=== Data entries ===

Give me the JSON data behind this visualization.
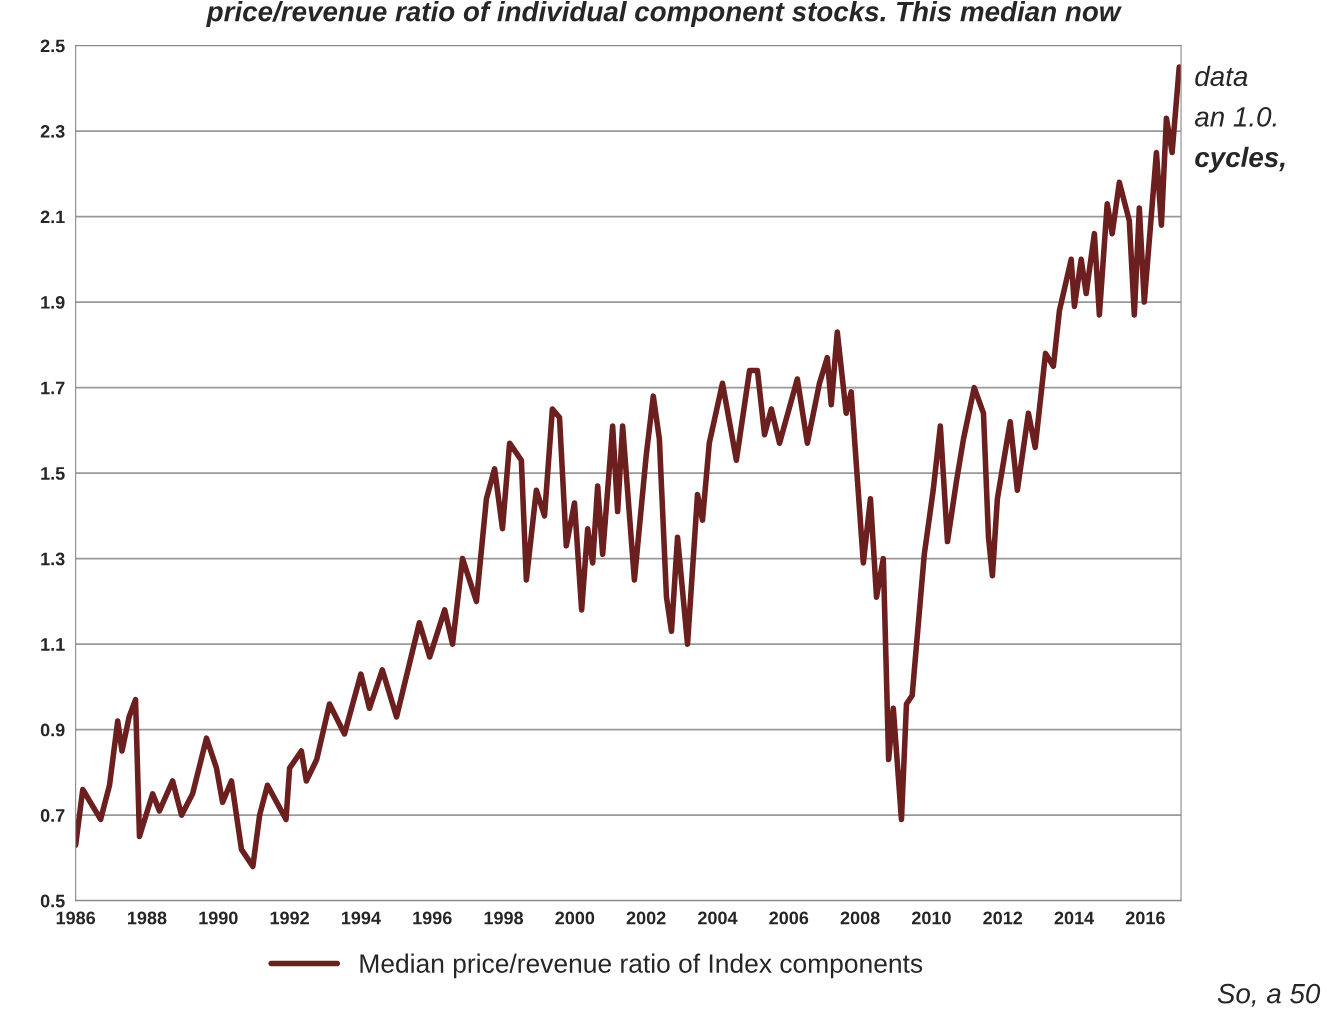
{
  "chart_data": {
    "type": "line",
    "x": [
      1986.0,
      1986.2,
      1986.7,
      1986.95,
      1987.18,
      1987.3,
      1987.5,
      1987.68,
      1987.79,
      1988.16,
      1988.35,
      1988.72,
      1988.97,
      1989.28,
      1989.67,
      1989.95,
      1990.12,
      1990.37,
      1990.65,
      1990.97,
      1991.16,
      1991.38,
      1991.9,
      1992.0,
      1992.33,
      1992.47,
      1992.76,
      1993.12,
      1993.54,
      1994.0,
      1994.24,
      1994.6,
      1995.0,
      1995.64,
      1995.93,
      1996.35,
      1996.57,
      1996.85,
      1997.24,
      1997.52,
      1997.75,
      1997.97,
      1998.17,
      1998.5,
      1998.64,
      1998.92,
      1999.15,
      1999.37,
      1999.57,
      1999.76,
      1999.99,
      2000.19,
      2000.36,
      2000.5,
      2000.64,
      2000.78,
      2001.06,
      2001.2,
      2001.34,
      2001.67,
      2002.0,
      2002.2,
      2002.37,
      2002.57,
      2002.71,
      2002.88,
      2003.16,
      2003.44,
      2003.58,
      2003.77,
      2004.14,
      2004.53,
      2004.9,
      2005.12,
      2005.32,
      2005.51,
      2005.74,
      2006.24,
      2006.52,
      2006.86,
      2007.08,
      2007.19,
      2007.36,
      2007.61,
      2007.75,
      2008.09,
      2008.29,
      2008.46,
      2008.65,
      2008.8,
      2008.93,
      2009.16,
      2009.3,
      2009.46,
      2009.8,
      2010.05,
      2010.25,
      2010.45,
      2010.7,
      2010.9,
      2011.2,
      2011.46,
      2011.6,
      2011.71,
      2011.85,
      2012.21,
      2012.41,
      2012.72,
      2012.91,
      2013.2,
      2013.42,
      2013.59,
      2013.92,
      2014.01,
      2014.2,
      2014.34,
      2014.57,
      2014.71,
      2014.93,
      2015.07,
      2015.27,
      2015.55,
      2015.69,
      2015.83,
      2015.97,
      2016.31,
      2016.45,
      2016.59,
      2016.75,
      2016.95
    ],
    "series": [
      {
        "name": "Median price/revenue ratio of Index components",
        "color": "#6b1f1f",
        "values": [
          0.63,
          0.76,
          0.69,
          0.77,
          0.92,
          0.85,
          0.93,
          0.97,
          0.65,
          0.75,
          0.71,
          0.78,
          0.7,
          0.75,
          0.88,
          0.81,
          0.73,
          0.78,
          0.62,
          0.58,
          0.7,
          0.77,
          0.69,
          0.81,
          0.85,
          0.78,
          0.83,
          0.96,
          0.89,
          1.03,
          0.95,
          1.04,
          0.93,
          1.15,
          1.07,
          1.18,
          1.1,
          1.3,
          1.2,
          1.44,
          1.51,
          1.37,
          1.57,
          1.53,
          1.25,
          1.46,
          1.4,
          1.65,
          1.63,
          1.33,
          1.43,
          1.18,
          1.37,
          1.29,
          1.47,
          1.31,
          1.61,
          1.41,
          1.61,
          1.25,
          1.54,
          1.68,
          1.58,
          1.21,
          1.13,
          1.35,
          1.1,
          1.45,
          1.39,
          1.57,
          1.71,
          1.53,
          1.74,
          1.74,
          1.59,
          1.65,
          1.57,
          1.72,
          1.57,
          1.71,
          1.77,
          1.66,
          1.83,
          1.64,
          1.69,
          1.29,
          1.44,
          1.21,
          1.3,
          0.83,
          0.95,
          0.69,
          0.96,
          0.98,
          1.31,
          1.46,
          1.61,
          1.34,
          1.48,
          1.58,
          1.7,
          1.64,
          1.35,
          1.26,
          1.44,
          1.62,
          1.46,
          1.64,
          1.56,
          1.78,
          1.75,
          1.88,
          2.0,
          1.89,
          2.0,
          1.92,
          2.06,
          1.87,
          2.13,
          2.06,
          2.18,
          2.09,
          1.87,
          2.12,
          1.9,
          2.25,
          2.08,
          2.33,
          2.25,
          2.45
        ]
      }
    ],
    "xlim": [
      1986,
      2017
    ],
    "xticks": [
      1986,
      1988,
      1990,
      1992,
      1994,
      1996,
      1998,
      2000,
      2002,
      2004,
      2006,
      2008,
      2010,
      2012,
      2014,
      2016
    ],
    "ylim": [
      0.5,
      2.5
    ],
    "yticks": [
      0.5,
      0.7,
      0.9,
      1.1,
      1.3,
      1.5,
      1.7,
      1.9,
      2.1,
      2.3,
      2.5
    ],
    "grid": "y",
    "legend": "bottom",
    "marker": "none",
    "line_style": "solid",
    "annotations": [
      "price/revenue ratio of individual component stocks. This median now",
      "data",
      "an 1.0.",
      "cycles,",
      "So, a 50"
    ]
  }
}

===

Task details. Using the entries above, return each line that includes the word "ratio".

Result of this exercise.
        "name": "Median price/revenue ratio of Index components",
      "price/revenue ratio of individual component stocks. This median now",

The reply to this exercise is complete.